PROBLEM: For the copy, please give all of the data again exactly and leave the pictures out.

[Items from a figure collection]
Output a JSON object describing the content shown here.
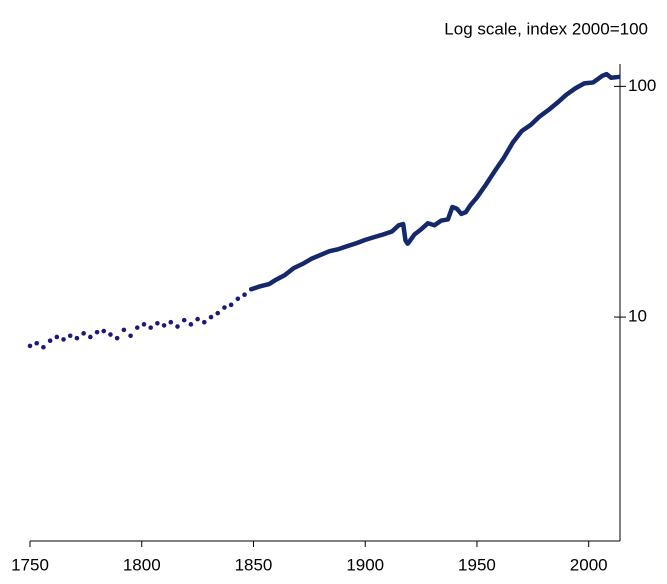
{
  "chart_data": {
    "type": "line",
    "subtitle": "Log scale, index 2000=100",
    "log_scale": true,
    "xlim": [
      1750,
      2014
    ],
    "ylim": [
      1.07,
      125
    ],
    "xticks": [
      1750,
      1800,
      1850,
      1900,
      1950,
      2000
    ],
    "yticks": [
      10,
      100
    ],
    "series": [
      {
        "style": "dots",
        "color": "#1a1a7a",
        "x": [
          1750,
          1753,
          1756,
          1759,
          1762,
          1765,
          1768,
          1771,
          1774,
          1777,
          1780,
          1783,
          1786,
          1789,
          1792,
          1795,
          1798,
          1801,
          1804,
          1807,
          1810,
          1813,
          1816,
          1819,
          1822,
          1825,
          1828,
          1831,
          1834,
          1837,
          1840,
          1843,
          1846,
          1849
        ],
        "values": [
          7.5,
          7.7,
          7.4,
          7.9,
          8.2,
          8.0,
          8.3,
          8.1,
          8.5,
          8.2,
          8.6,
          8.7,
          8.4,
          8.1,
          8.8,
          8.3,
          9.0,
          9.3,
          9.0,
          9.4,
          9.2,
          9.5,
          9.1,
          9.7,
          9.3,
          9.8,
          9.5,
          10.0,
          10.4,
          11.0,
          11.3,
          12.0,
          12.5,
          13.2
        ]
      },
      {
        "style": "line",
        "color": "#15286b",
        "x": [
          1849,
          1853,
          1857,
          1860,
          1864,
          1868,
          1872,
          1876,
          1880,
          1884,
          1888,
          1892,
          1896,
          1900,
          1904,
          1908,
          1912,
          1915,
          1917,
          1918,
          1919,
          1920,
          1922,
          1925,
          1928,
          1931,
          1934,
          1937,
          1939,
          1941,
          1943,
          1945,
          1947,
          1950,
          1954,
          1958,
          1962,
          1966,
          1970,
          1974,
          1978,
          1982,
          1986,
          1990,
          1994,
          1998,
          2002,
          2006,
          2008,
          2010,
          2014
        ],
        "values": [
          13.2,
          13.6,
          13.9,
          14.5,
          15.2,
          16.3,
          17.0,
          17.9,
          18.6,
          19.3,
          19.7,
          20.3,
          20.9,
          21.6,
          22.2,
          22.8,
          23.5,
          25.0,
          25.3,
          21.5,
          20.8,
          21.4,
          22.8,
          24.0,
          25.5,
          25.0,
          26.2,
          26.5,
          30.0,
          29.5,
          28.0,
          28.5,
          30.5,
          33.0,
          37.5,
          43.0,
          49.0,
          57.0,
          64.0,
          68.0,
          74.0,
          79.0,
          85.0,
          92.0,
          98.0,
          103.0,
          104.0,
          111.0,
          113.0,
          109.0,
          110.0
        ]
      }
    ]
  }
}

THE RESPONSE:
Output a JSON object describing the content shown here.
{
  "chart_data": {
    "type": "line",
    "subtitle": "Log scale, index 2000=100",
    "log_scale": true,
    "xlim": [
      1750,
      2014
    ],
    "ylim": [
      1.07,
      125
    ],
    "xticks": [
      1750,
      1800,
      1850,
      1900,
      1950,
      2000
    ],
    "yticks": [
      10,
      100
    ],
    "series": [
      {
        "style": "dots",
        "color": "#1a1a7a",
        "x": [
          1750,
          1753,
          1756,
          1759,
          1762,
          1765,
          1768,
          1771,
          1774,
          1777,
          1780,
          1783,
          1786,
          1789,
          1792,
          1795,
          1798,
          1801,
          1804,
          1807,
          1810,
          1813,
          1816,
          1819,
          1822,
          1825,
          1828,
          1831,
          1834,
          1837,
          1840,
          1843,
          1846,
          1849
        ],
        "values": [
          7.5,
          7.7,
          7.4,
          7.9,
          8.2,
          8.0,
          8.3,
          8.1,
          8.5,
          8.2,
          8.6,
          8.7,
          8.4,
          8.1,
          8.8,
          8.3,
          9.0,
          9.3,
          9.0,
          9.4,
          9.2,
          9.5,
          9.1,
          9.7,
          9.3,
          9.8,
          9.5,
          10.0,
          10.4,
          11.0,
          11.3,
          12.0,
          12.5,
          13.2
        ]
      },
      {
        "style": "line",
        "color": "#15286b",
        "x": [
          1849,
          1853,
          1857,
          1860,
          1864,
          1868,
          1872,
          1876,
          1880,
          1884,
          1888,
          1892,
          1896,
          1900,
          1904,
          1908,
          1912,
          1915,
          1917,
          1918,
          1919,
          1920,
          1922,
          1925,
          1928,
          1931,
          1934,
          1937,
          1939,
          1941,
          1943,
          1945,
          1947,
          1950,
          1954,
          1958,
          1962,
          1966,
          1970,
          1974,
          1978,
          1982,
          1986,
          1990,
          1994,
          1998,
          2002,
          2006,
          2008,
          2010,
          2014
        ],
        "values": [
          13.2,
          13.6,
          13.9,
          14.5,
          15.2,
          16.3,
          17.0,
          17.9,
          18.6,
          19.3,
          19.7,
          20.3,
          20.9,
          21.6,
          22.2,
          22.8,
          23.5,
          25.0,
          25.3,
          21.5,
          20.8,
          21.4,
          22.8,
          24.0,
          25.5,
          25.0,
          26.2,
          26.5,
          30.0,
          29.5,
          28.0,
          28.5,
          30.5,
          33.0,
          37.5,
          43.0,
          49.0,
          57.0,
          64.0,
          68.0,
          74.0,
          79.0,
          85.0,
          92.0,
          98.0,
          103.0,
          104.0,
          111.0,
          113.0,
          109.0,
          110.0
        ]
      }
    ]
  }
}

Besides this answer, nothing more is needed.